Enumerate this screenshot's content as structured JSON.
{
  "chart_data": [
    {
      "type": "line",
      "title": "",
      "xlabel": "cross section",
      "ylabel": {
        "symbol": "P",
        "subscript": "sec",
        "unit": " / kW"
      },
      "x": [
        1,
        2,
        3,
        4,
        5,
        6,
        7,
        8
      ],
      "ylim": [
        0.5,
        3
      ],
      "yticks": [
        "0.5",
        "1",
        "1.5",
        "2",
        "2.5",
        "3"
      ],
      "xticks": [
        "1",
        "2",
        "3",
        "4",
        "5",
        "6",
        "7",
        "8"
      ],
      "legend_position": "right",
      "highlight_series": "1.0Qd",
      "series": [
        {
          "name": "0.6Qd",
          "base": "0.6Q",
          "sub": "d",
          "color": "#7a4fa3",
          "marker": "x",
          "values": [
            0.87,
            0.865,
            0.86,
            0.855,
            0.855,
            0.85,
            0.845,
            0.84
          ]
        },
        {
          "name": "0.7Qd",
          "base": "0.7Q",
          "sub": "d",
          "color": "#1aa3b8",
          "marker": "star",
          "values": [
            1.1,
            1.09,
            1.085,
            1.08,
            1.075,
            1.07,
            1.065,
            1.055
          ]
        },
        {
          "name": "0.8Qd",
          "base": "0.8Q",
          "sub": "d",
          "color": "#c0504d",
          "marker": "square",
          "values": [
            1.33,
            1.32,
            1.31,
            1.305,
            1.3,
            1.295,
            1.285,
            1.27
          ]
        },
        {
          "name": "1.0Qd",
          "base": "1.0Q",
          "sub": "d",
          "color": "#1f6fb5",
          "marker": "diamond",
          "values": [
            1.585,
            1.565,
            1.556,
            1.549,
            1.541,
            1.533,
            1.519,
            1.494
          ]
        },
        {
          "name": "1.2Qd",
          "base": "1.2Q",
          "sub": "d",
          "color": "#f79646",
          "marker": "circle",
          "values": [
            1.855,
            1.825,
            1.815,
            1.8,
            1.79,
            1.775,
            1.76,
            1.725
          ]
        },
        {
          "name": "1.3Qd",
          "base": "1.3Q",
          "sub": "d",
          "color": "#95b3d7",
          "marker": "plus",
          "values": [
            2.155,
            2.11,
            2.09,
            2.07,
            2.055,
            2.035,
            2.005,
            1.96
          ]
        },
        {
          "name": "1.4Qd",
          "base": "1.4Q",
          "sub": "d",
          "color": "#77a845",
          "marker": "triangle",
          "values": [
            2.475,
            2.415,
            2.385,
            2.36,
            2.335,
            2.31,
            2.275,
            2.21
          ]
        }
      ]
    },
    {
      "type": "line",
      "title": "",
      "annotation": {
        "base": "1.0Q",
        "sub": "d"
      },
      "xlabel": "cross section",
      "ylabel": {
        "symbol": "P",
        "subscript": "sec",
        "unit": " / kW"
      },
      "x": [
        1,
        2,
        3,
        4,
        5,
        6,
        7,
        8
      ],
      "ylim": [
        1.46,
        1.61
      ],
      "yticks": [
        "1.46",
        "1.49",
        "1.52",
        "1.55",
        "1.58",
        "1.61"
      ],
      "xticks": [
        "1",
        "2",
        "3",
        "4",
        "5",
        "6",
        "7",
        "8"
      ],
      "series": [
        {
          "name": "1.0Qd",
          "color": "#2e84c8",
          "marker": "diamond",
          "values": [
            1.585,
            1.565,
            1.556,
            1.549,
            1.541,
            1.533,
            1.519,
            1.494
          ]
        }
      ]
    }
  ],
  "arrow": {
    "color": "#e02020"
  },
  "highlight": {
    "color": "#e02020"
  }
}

================

* _WHAT IS BEING ASKED_
Gather all lines from the listing above in which "base" occurs.

* _OUTPUT_
          "base": "0.6Q",
          "base": "0.7Q",
          "base": "0.8Q",
          "base": "1.0Q",
          "base": "1.2Q",
          "base": "1.3Q",
          "base": "1.4Q",
        "base": "1.0Q",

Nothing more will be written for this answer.